> _What to work on_:
Sort through the data and copy the lines holding the word "JSON".

> _Data supplied_:
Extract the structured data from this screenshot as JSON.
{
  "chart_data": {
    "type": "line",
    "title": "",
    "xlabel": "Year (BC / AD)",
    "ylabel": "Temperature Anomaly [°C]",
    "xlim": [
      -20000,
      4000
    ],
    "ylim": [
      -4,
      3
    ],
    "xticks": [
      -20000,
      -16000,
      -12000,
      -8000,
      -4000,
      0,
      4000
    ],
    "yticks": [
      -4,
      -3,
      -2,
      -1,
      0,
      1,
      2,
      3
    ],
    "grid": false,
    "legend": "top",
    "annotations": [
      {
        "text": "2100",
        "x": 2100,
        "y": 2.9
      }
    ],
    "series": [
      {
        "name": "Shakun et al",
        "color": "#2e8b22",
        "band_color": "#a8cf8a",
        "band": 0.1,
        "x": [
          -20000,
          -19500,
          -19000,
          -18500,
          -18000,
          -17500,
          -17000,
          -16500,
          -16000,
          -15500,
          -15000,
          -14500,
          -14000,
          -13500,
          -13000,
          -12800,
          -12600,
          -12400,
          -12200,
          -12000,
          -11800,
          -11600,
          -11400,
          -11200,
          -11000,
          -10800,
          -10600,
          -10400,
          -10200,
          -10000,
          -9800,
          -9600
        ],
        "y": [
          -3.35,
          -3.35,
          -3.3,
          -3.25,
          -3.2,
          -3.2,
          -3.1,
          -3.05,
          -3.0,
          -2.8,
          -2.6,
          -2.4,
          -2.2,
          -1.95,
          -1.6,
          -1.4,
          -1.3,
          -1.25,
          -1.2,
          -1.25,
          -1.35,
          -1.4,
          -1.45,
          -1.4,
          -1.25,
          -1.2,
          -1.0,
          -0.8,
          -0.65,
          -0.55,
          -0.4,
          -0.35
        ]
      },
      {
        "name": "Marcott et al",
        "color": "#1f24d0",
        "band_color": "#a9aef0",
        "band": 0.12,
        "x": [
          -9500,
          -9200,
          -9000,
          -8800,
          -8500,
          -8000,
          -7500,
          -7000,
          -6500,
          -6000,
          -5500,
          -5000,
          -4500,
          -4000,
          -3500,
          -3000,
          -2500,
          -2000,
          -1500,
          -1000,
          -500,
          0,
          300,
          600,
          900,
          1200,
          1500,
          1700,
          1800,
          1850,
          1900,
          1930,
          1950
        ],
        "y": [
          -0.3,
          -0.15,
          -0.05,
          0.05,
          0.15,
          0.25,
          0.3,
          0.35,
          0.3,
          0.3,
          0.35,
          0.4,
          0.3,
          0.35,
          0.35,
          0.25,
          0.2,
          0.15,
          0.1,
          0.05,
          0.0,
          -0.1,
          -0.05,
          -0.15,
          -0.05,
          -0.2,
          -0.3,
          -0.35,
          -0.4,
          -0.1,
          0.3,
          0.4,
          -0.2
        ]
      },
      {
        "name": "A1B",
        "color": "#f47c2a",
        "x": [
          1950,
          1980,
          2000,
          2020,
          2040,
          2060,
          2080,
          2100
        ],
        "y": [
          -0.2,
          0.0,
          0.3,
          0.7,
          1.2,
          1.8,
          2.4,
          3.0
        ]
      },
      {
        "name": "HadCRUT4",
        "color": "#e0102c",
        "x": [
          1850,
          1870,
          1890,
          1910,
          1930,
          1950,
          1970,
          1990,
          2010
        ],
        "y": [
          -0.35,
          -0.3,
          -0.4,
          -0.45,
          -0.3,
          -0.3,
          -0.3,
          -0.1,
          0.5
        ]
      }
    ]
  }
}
==
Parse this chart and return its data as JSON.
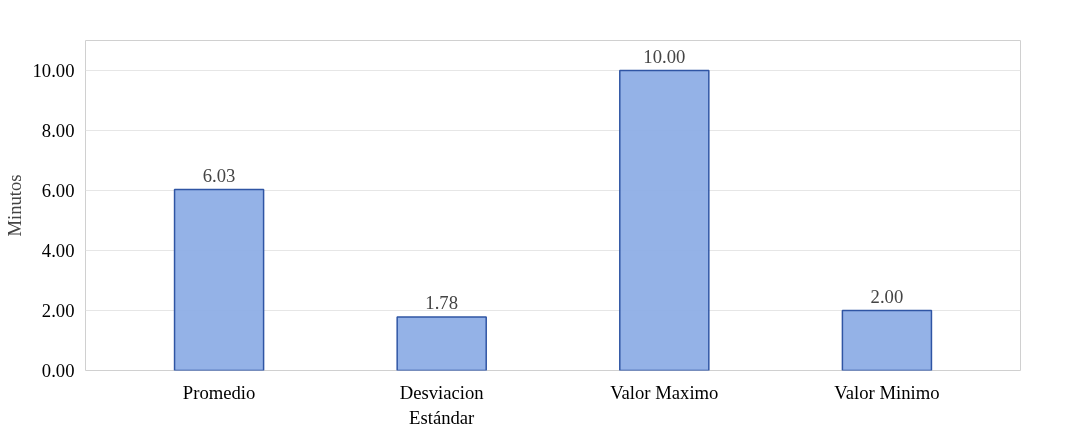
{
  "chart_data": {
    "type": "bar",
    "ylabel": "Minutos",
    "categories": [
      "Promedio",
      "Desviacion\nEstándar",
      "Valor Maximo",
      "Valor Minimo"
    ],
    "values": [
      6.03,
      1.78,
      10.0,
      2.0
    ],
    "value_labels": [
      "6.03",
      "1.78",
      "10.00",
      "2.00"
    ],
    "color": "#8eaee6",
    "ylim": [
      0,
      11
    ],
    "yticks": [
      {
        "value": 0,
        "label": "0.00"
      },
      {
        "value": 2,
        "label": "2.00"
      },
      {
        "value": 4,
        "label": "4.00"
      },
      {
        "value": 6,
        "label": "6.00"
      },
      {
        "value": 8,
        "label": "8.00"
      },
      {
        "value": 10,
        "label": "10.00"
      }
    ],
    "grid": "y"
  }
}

> _Reply to the exercise_:
Extract the structured data from this screenshot as JSON.
Parse this chart and return its data as JSON.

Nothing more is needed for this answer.